Directive >>
Report every line below that holds the word "this".
* START Exercise materials *
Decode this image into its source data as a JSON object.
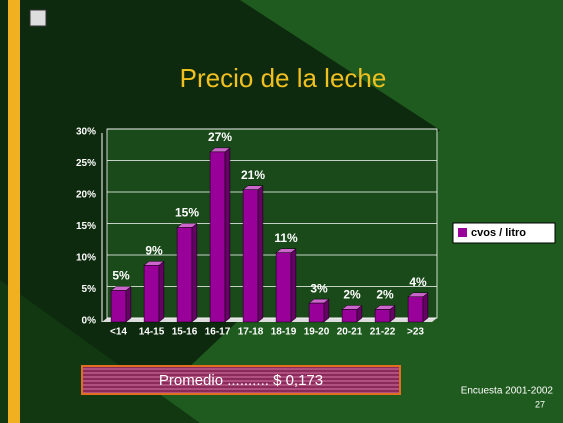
{
  "chart_data": {
    "type": "bar",
    "title": "Precio de la leche",
    "categories": [
      "<14",
      "14-15",
      "15-16",
      "16-17",
      "17-18",
      "18-19",
      "19-20",
      "20-21",
      "21-22",
      ">23"
    ],
    "series": [
      {
        "name": "cvos / litro",
        "color": "#990099",
        "values": [
          5,
          9,
          15,
          27,
          21,
          11,
          3,
          2,
          2,
          4
        ],
        "value_labels": [
          "5%",
          "9%",
          "15%",
          "27%",
          "21%",
          "11%",
          "3%",
          "2%",
          "2%",
          "4%"
        ]
      }
    ],
    "ylim": [
      0,
      30
    ],
    "yticks": [
      {
        "value": 0,
        "label": "0%"
      },
      {
        "value": 5,
        "label": "5%"
      },
      {
        "value": 10,
        "label": "10%"
      },
      {
        "value": 15,
        "label": "15%"
      },
      {
        "value": 20,
        "label": "20%"
      },
      {
        "value": 25,
        "label": "25%"
      },
      {
        "value": 30,
        "label": "30%"
      }
    ],
    "grid": true,
    "legend": "right",
    "annotations": [
      "Promedio .......... $ 0,173",
      "Encuesta 2001-2002",
      "27"
    ]
  }
}
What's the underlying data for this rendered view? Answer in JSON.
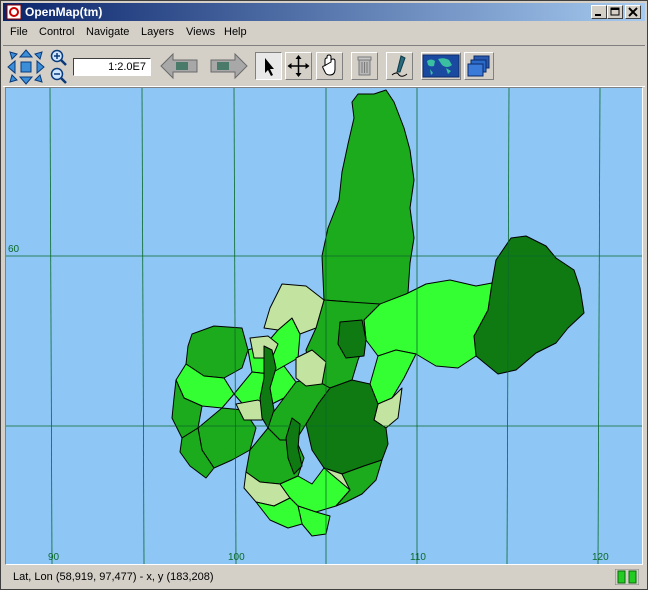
{
  "window": {
    "title": "OpenMap(tm)"
  },
  "menu": [
    "File",
    "Control",
    "Navigate",
    "Layers",
    "Views",
    "Help"
  ],
  "toolbar": {
    "scale": "1:2.0E7",
    "tools": [
      "pan-arrows",
      "zoom-in",
      "zoom-out",
      "scale-field",
      "back",
      "forward",
      "select-arrow",
      "move-cross",
      "hand",
      "trash",
      "pencil",
      "world-map",
      "layers"
    ],
    "active_tool": "select-arrow"
  },
  "map": {
    "grid_labels": {
      "lon": [
        "90",
        "100",
        "110",
        "120"
      ],
      "lat": [
        "60"
      ]
    },
    "colors": {
      "ocean": "#8ec6f5",
      "grid": "#0a6a2a",
      "region_dark": "#0f7a12",
      "region_mid": "#1cab1c",
      "region_light": "#33ff33",
      "region_pale": "#c2e4a0"
    }
  },
  "status": {
    "text": "Lat, Lon (58,919, 97,477) - x, y (183,208)",
    "indicator_color": "#22cc22"
  }
}
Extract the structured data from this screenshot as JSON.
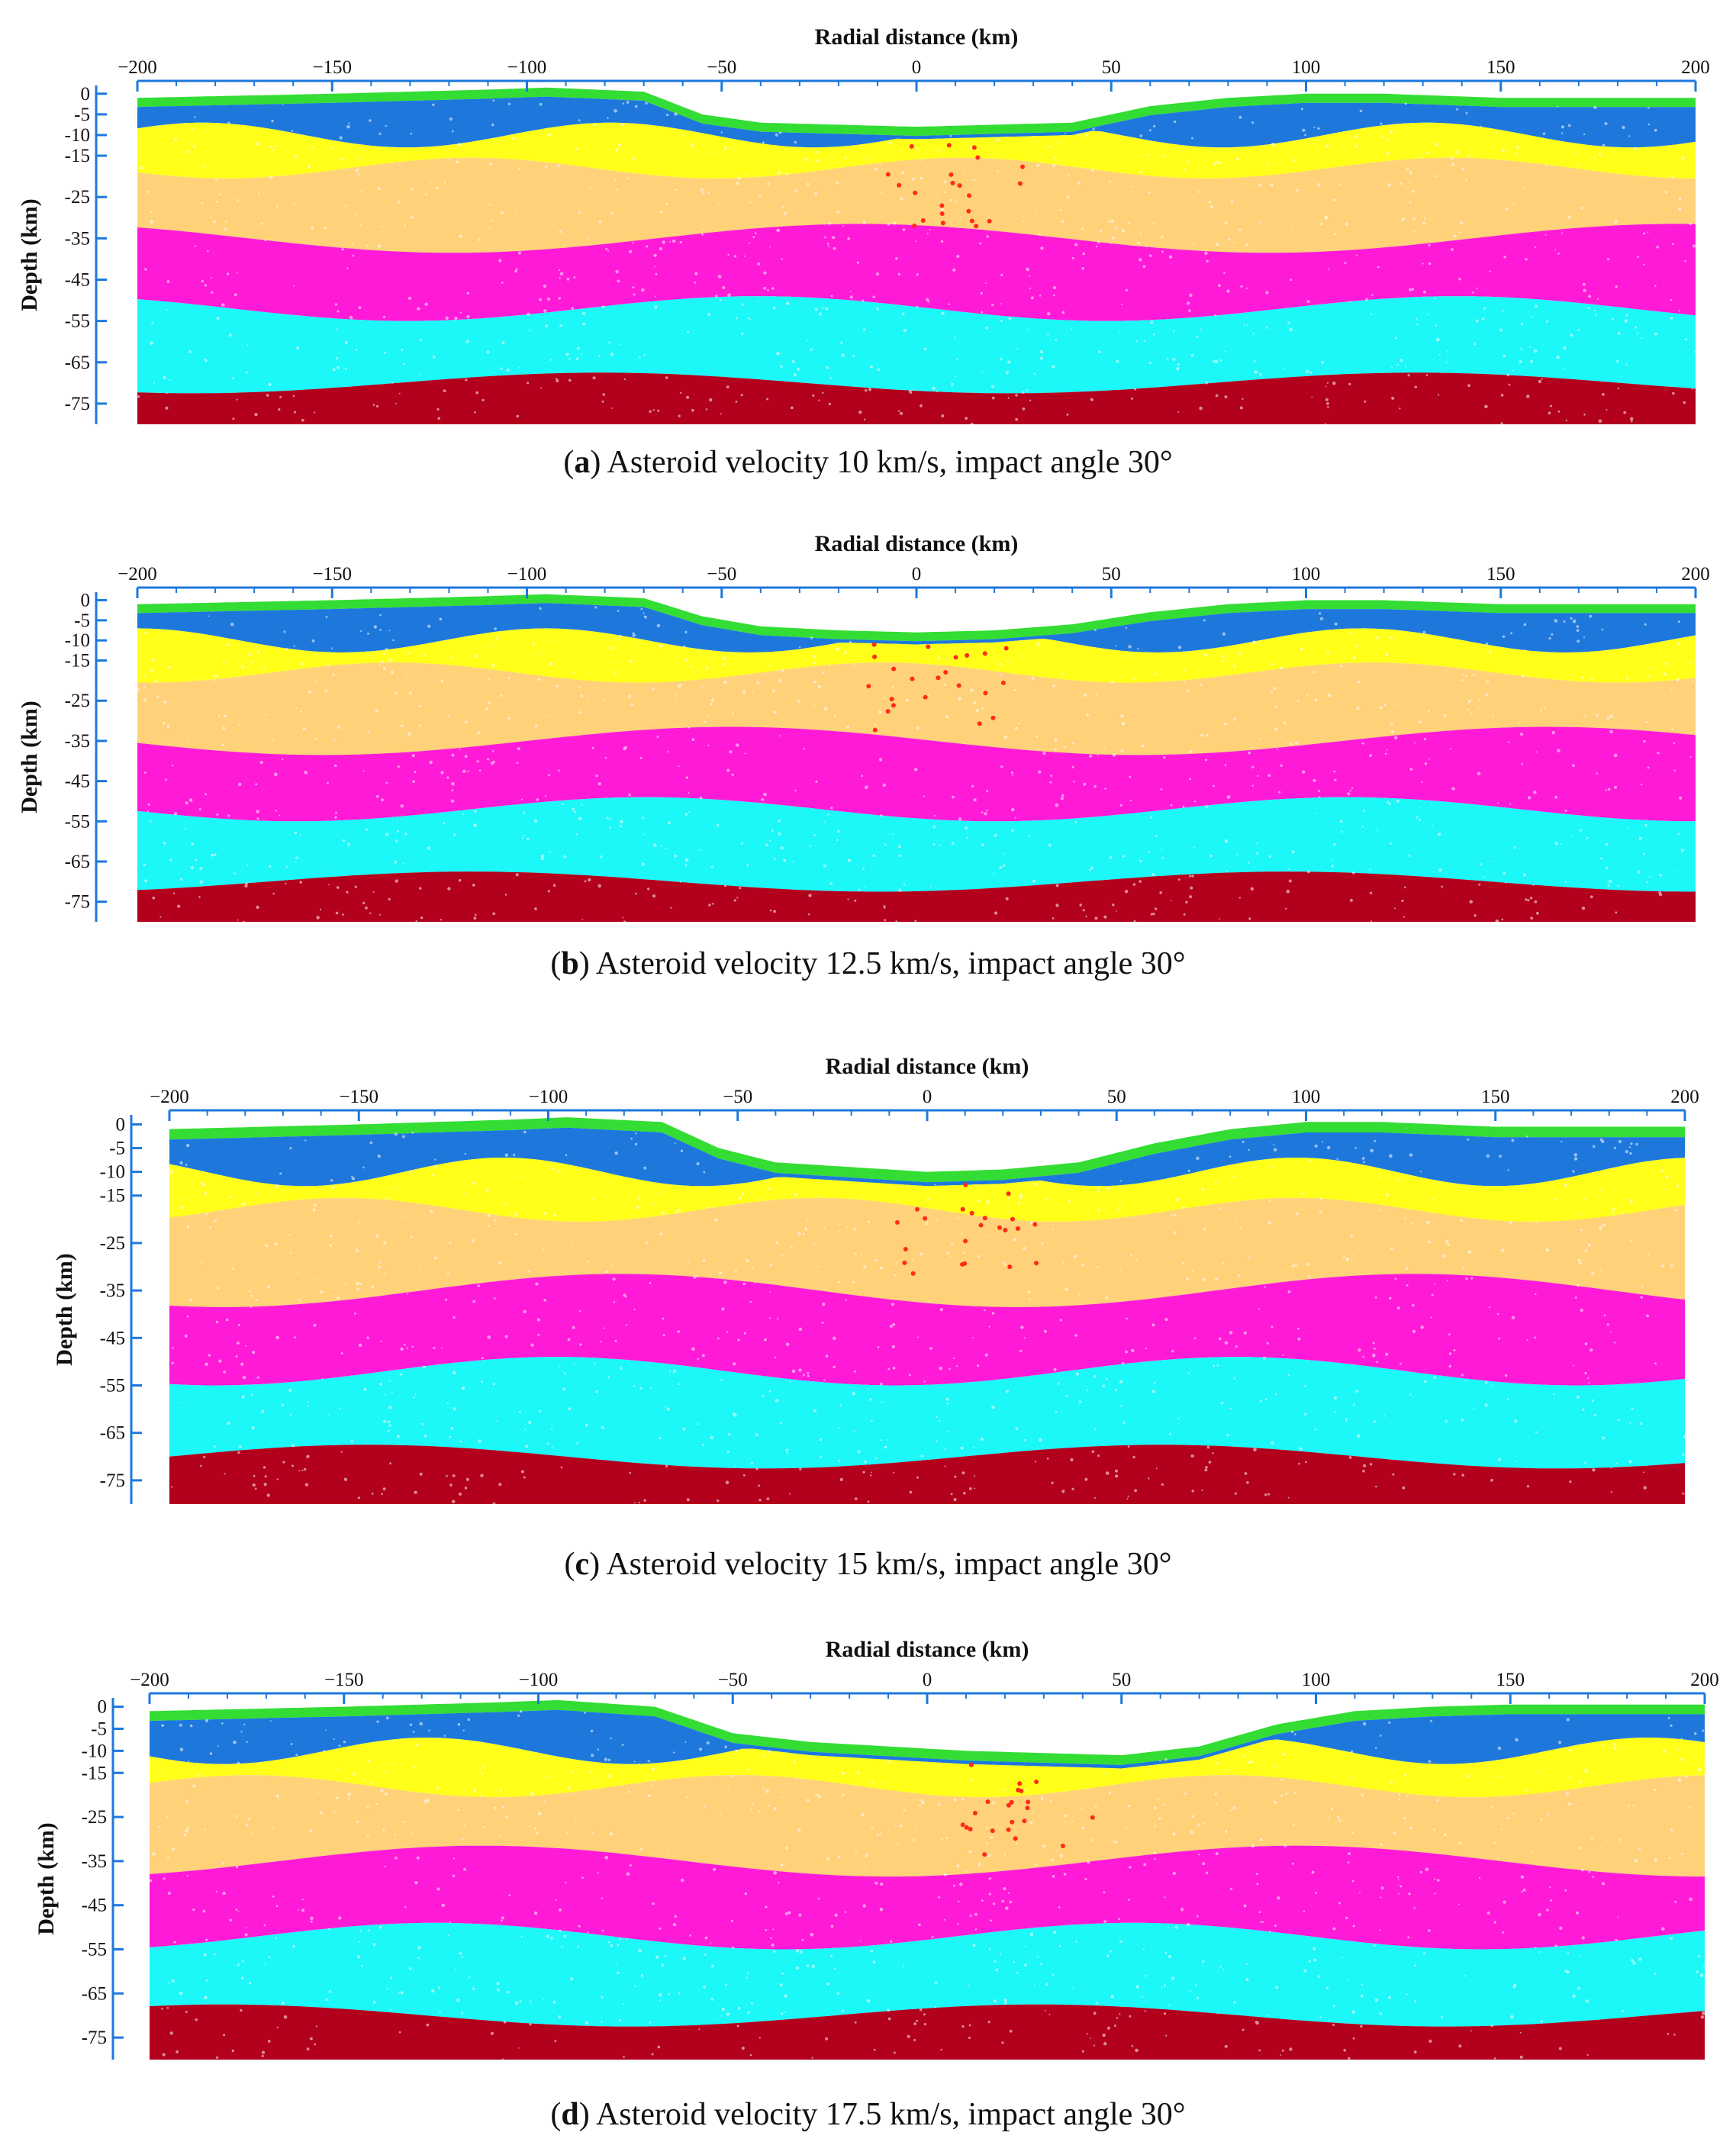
{
  "figure": {
    "layer_colors": {
      "surface_green": "#33dd33",
      "upper_blue": "#1e78dc",
      "yellow": "#ffff1a",
      "tan": "#ffd27a",
      "magenta": "#ff1ad8",
      "cyan": "#1cf7f7",
      "dark_red": "#b2001d",
      "ejecta_red": "#ff2a1a",
      "axis_blue": "#1e78dc"
    }
  },
  "chart_data": [
    {
      "type": "scatter",
      "panel_letter": "a",
      "caption_text": " Asteroid velocity 10 km/s, impact angle 30°",
      "xlabel": "Radial distance (km)",
      "ylabel": "Depth (km)",
      "xlim": [
        -200,
        200
      ],
      "ylim": [
        -80,
        2
      ],
      "x_ticks": [
        "−200",
        "−150",
        "−100",
        "−50",
        "0",
        "50",
        "100",
        "150",
        "200"
      ],
      "y_ticks": [
        "0",
        "-5",
        "-10",
        "-15",
        "-25",
        "-35",
        "-45",
        "-55",
        "-65",
        "-75"
      ],
      "surface_profile": {
        "x": [
          -200,
          -150,
          -110,
          -95,
          -70,
          -55,
          -40,
          -20,
          0,
          20,
          40,
          60,
          80,
          100,
          120,
          150,
          200
        ],
        "y": [
          -1,
          0,
          1,
          1.5,
          0.5,
          -5,
          -7,
          -7.5,
          -8,
          -7.5,
          -7,
          -3,
          -1,
          0,
          0,
          -1,
          -1
        ]
      },
      "layer_bottoms": {
        "blue": -10,
        "yellow": -18,
        "tan": -35,
        "magenta": -52,
        "cyan": -70,
        "dark_red": -80
      },
      "ejecta_center_x": 10
    },
    {
      "type": "scatter",
      "panel_letter": "b",
      "caption_text": " Asteroid velocity 12.5 km/s, impact angle 30°",
      "xlabel": "Radial distance (km)",
      "ylabel": "Depth (km)",
      "xlim": [
        -200,
        200
      ],
      "ylim": [
        -80,
        2
      ],
      "x_ticks": [
        "−200",
        "−150",
        "−100",
        "−50",
        "0",
        "50",
        "100",
        "150",
        "200"
      ],
      "y_ticks": [
        "0",
        "-5",
        "-10",
        "-15",
        "-25",
        "-35",
        "-45",
        "-55",
        "-65",
        "-75"
      ],
      "surface_profile": {
        "x": [
          -200,
          -150,
          -110,
          -95,
          -70,
          -55,
          -40,
          -20,
          0,
          20,
          40,
          60,
          80,
          100,
          120,
          150,
          200
        ],
        "y": [
          -1,
          0,
          1,
          1.5,
          0.5,
          -4,
          -6.5,
          -7.5,
          -8,
          -7.5,
          -6,
          -3,
          -1,
          0,
          0,
          -1,
          -1
        ]
      },
      "layer_bottoms": {
        "blue": -10,
        "yellow": -18,
        "tan": -35,
        "magenta": -52,
        "cyan": -70,
        "dark_red": -80
      },
      "ejecta_center_x": 5
    },
    {
      "type": "scatter",
      "panel_letter": "c",
      "caption_text": " Asteroid velocity 15 km/s, impact angle 30°",
      "xlabel": "Radial distance (km)",
      "ylabel": "Depth (km)",
      "xlim": [
        -200,
        200
      ],
      "ylim": [
        -80,
        2
      ],
      "x_ticks": [
        "−200",
        "−150",
        "−100",
        "−50",
        "0",
        "50",
        "100",
        "150",
        "200"
      ],
      "y_ticks": [
        "0",
        "-5",
        "-10",
        "-15",
        "-25",
        "-35",
        "-45",
        "-55",
        "-65",
        "-75"
      ],
      "surface_profile": {
        "x": [
          -200,
          -150,
          -110,
          -95,
          -70,
          -55,
          -40,
          -20,
          0,
          20,
          40,
          60,
          80,
          100,
          120,
          150,
          200
        ],
        "y": [
          -1,
          0,
          1,
          1.5,
          0.5,
          -5,
          -8,
          -9,
          -10,
          -9.5,
          -8,
          -4,
          -1,
          0.5,
          0.5,
          -0.5,
          -0.5
        ]
      },
      "layer_bottoms": {
        "blue": -10,
        "yellow": -18,
        "tan": -35,
        "magenta": -52,
        "cyan": -70,
        "dark_red": -80
      },
      "ejecta_center_x": 10
    },
    {
      "type": "scatter",
      "panel_letter": "d",
      "caption_text": " Asteroid velocity 17.5 km/s, impact angle 30°",
      "xlabel": "Radial distance (km)",
      "ylabel": "Depth (km)",
      "xlim": [
        -200,
        200
      ],
      "ylim": [
        -80,
        2
      ],
      "x_ticks": [
        "−200",
        "−150",
        "−100",
        "−50",
        "0",
        "50",
        "100",
        "150",
        "200"
      ],
      "y_ticks": [
        "0",
        "-5",
        "-10",
        "-15",
        "-25",
        "-35",
        "-45",
        "-55",
        "-65",
        "-75"
      ],
      "surface_profile": {
        "x": [
          -200,
          -150,
          -110,
          -95,
          -70,
          -50,
          -30,
          -10,
          10,
          30,
          50,
          70,
          90,
          110,
          130,
          150,
          200
        ],
        "y": [
          -1,
          0,
          1,
          1.5,
          0,
          -6,
          -8,
          -9,
          -10,
          -10.5,
          -11,
          -9,
          -4,
          -1,
          0,
          0.5,
          0.5
        ]
      },
      "layer_bottoms": {
        "blue": -10,
        "yellow": -18,
        "tan": -35,
        "magenta": -52,
        "cyan": -70,
        "dark_red": -80
      },
      "ejecta_center_x": 25
    }
  ]
}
* END Exercise materials *
Written response >>
Decode this image into its source data as a JSON object.
What's the underlying data for this rendered view? Answer in JSON.
Extract the structured data from this screenshot as JSON.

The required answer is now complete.